● **OBJECTIVE 1**
Copy the records word for word, from the line with "List UI elements" up to and including the line with "document-icon [34, 251, 58, 280]". Omit the pictures.
###
Is your safety program…healthy?
We spoke to Mark Giordano about some of the simplest ways to better gauge the health of your company’s EHS program.
“Many companies are not budgeting for occupational safety and injuries,” explains Giordano, retired Senior Ergonomics Consultant for the Division of Safety and Hygiene, for the State of Ohio – Ohio Bureau of Workers’ Compensation. (For more than three decades, Giordano has helped organizations prevent accidents, injuries, and illnesses.)
“That’s a problem, and companies should have safety as a value that is equal to their productions rates, profits, and customer service,” says Giordano.
Giordano helped us come up with three valuable questions you can be asking in 2018 and beyond to improve your safety program, no matter where you’re at today.
1. Do you have a meaningful safety goal?
Giordano shares a story from his time at the BWC when he was working with a company in Ohio to create an occupational safety program and safety committee. One day, the CEO flew in to join a meeting.
Presenting to the group, the CEO shared the company’s goal: to reduce injuries from ten to nine in the next year.
###
● **OBJECTIVE 2**
Answer these from the safety program article:
(a) What position did Giordano retire from?
(b) What goal did the CEO present to the group?
(c) How many questions did Giordano help come up with?

● **LISTED ENTRIES**
###
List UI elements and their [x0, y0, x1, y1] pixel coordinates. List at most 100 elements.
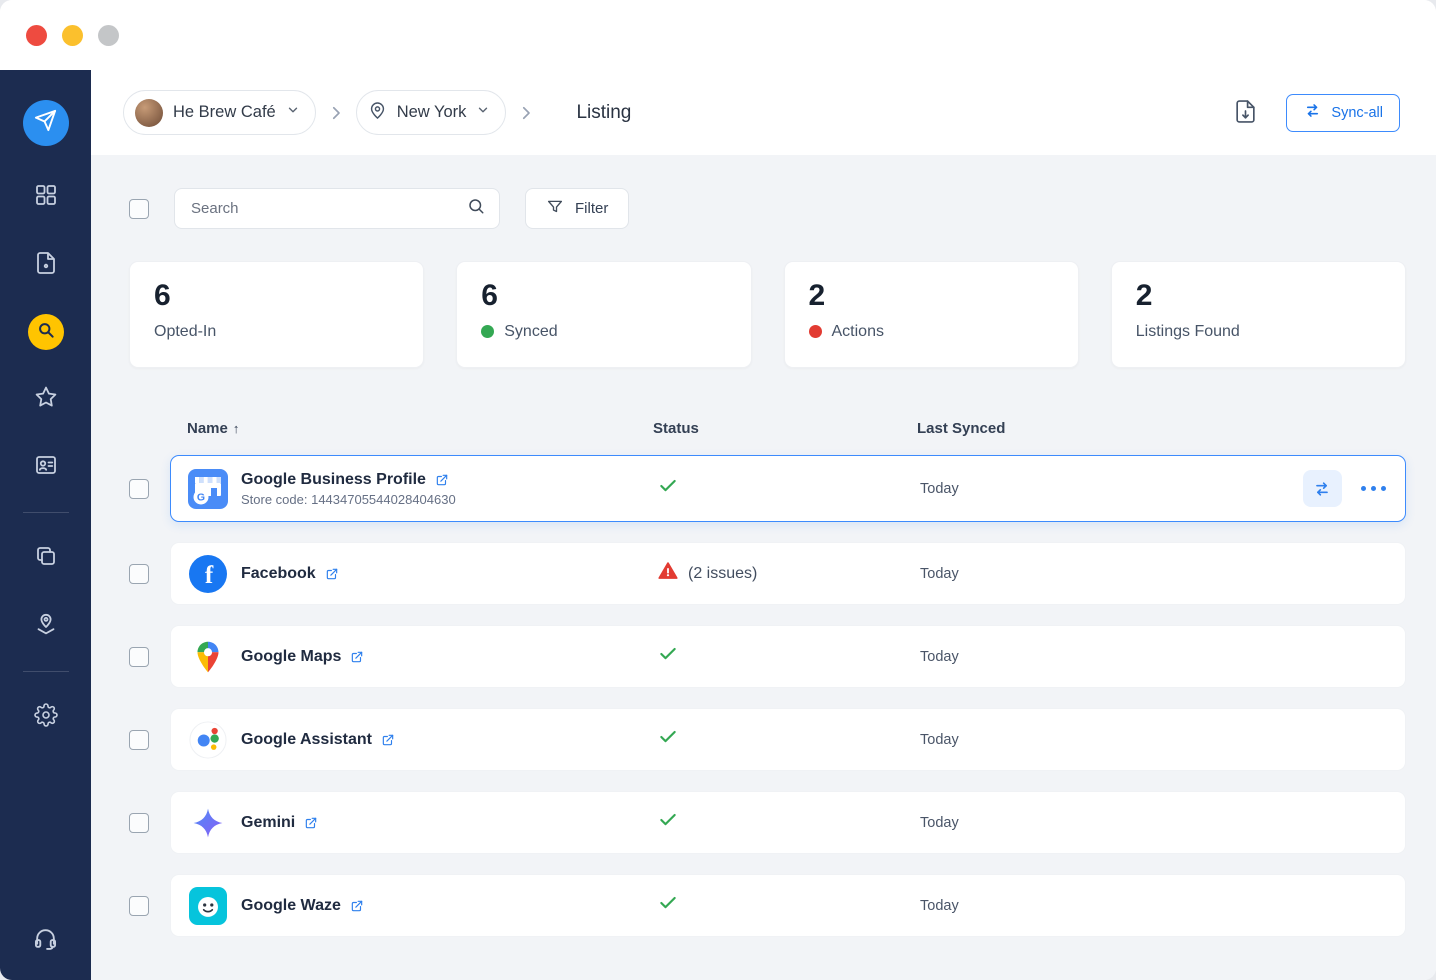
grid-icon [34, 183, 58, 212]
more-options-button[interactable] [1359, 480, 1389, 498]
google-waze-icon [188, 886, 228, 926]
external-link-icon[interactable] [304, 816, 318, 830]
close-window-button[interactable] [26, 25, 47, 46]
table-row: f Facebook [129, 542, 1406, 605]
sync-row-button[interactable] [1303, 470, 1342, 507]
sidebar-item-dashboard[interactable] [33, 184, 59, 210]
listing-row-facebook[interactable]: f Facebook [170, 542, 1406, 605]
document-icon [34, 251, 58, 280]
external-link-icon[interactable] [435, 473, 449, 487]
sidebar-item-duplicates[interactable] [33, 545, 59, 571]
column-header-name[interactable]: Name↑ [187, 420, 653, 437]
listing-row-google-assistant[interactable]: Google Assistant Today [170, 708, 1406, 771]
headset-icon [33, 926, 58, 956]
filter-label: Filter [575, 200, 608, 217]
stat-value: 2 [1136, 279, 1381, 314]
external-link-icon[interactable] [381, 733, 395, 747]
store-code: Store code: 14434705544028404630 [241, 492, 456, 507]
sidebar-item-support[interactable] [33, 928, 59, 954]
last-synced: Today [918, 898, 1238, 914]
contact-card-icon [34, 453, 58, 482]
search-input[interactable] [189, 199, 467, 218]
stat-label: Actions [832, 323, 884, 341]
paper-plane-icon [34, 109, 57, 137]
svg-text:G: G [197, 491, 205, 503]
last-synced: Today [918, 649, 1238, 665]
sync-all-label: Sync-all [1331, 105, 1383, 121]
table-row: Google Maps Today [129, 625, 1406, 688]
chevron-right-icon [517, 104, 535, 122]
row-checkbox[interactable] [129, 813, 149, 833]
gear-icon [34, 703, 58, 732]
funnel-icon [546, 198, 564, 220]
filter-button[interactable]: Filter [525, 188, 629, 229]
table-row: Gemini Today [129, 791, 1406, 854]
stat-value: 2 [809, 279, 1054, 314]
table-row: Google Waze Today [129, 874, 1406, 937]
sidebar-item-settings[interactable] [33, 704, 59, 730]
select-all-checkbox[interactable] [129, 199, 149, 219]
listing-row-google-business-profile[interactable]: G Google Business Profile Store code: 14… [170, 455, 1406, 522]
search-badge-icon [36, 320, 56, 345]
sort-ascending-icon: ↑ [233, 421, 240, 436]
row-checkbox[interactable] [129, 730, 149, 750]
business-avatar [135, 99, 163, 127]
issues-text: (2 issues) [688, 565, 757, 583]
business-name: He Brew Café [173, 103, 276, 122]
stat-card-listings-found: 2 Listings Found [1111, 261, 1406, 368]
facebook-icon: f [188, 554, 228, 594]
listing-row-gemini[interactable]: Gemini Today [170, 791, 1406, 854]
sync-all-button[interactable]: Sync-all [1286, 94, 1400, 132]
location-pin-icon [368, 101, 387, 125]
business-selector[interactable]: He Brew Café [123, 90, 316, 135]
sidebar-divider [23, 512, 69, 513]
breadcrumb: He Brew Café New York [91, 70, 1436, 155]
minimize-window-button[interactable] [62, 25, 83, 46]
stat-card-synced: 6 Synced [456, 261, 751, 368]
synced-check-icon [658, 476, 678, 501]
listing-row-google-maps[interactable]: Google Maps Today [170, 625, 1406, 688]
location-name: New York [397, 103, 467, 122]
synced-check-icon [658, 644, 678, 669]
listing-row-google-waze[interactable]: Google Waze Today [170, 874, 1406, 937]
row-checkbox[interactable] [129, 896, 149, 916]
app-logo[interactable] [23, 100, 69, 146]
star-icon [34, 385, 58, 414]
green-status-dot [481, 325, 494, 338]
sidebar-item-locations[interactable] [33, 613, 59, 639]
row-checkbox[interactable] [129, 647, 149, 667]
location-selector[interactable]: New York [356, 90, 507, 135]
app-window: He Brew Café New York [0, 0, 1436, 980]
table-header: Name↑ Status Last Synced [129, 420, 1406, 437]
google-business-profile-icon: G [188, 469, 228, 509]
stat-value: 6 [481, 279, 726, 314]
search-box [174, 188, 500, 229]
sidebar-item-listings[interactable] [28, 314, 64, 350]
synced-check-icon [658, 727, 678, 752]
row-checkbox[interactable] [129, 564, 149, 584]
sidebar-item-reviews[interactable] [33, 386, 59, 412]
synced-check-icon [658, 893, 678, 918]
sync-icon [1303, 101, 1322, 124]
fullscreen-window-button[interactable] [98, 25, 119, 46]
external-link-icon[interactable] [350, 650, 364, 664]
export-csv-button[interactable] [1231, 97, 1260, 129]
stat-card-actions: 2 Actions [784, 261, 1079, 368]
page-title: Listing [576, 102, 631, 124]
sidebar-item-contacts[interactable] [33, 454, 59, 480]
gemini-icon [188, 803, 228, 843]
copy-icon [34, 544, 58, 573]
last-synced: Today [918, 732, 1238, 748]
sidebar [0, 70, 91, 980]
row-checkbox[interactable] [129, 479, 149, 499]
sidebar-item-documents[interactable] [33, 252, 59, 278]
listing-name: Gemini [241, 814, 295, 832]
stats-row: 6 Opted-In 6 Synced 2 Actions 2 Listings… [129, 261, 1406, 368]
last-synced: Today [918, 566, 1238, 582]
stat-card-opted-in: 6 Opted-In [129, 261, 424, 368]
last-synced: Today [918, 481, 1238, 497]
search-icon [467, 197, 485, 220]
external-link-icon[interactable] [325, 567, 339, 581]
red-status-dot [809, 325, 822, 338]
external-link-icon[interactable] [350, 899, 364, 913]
###
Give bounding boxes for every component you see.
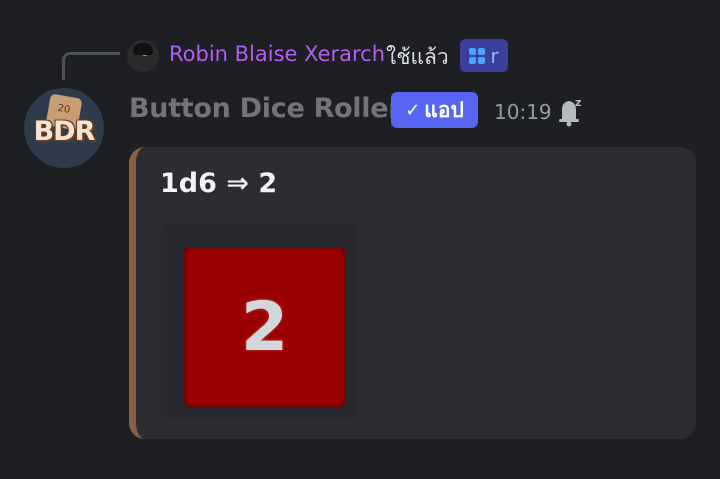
###
● **FULL SOLUTION 1**
List UI elements and their [x0, y0, x1, y1] pixel coordinates. List at most 100 elements.
grid-icon [34, 183, 58, 212]
more-options-button[interactable] [1359, 480, 1389, 498]
google-waze-icon [188, 886, 228, 926]
external-link-icon[interactable] [304, 816, 318, 830]
close-window-button[interactable] [26, 25, 47, 46]
table-row: f Facebook [129, 542, 1406, 605]
sync-row-button[interactable] [1303, 470, 1342, 507]
sidebar-item-dashboard[interactable] [33, 184, 59, 210]
listing-row-facebook[interactable]: f Facebook [170, 542, 1406, 605]
document-icon [34, 251, 58, 280]

● **FULL SOLUTION 2**
(a) Senior Ergonomics Consultant for the Division of Safety and Hygiene, for the State of Ohio – Ohio Bureau of Workers' Compensation
(b) To reduce injuries from ten to nine in the next year
(c) Three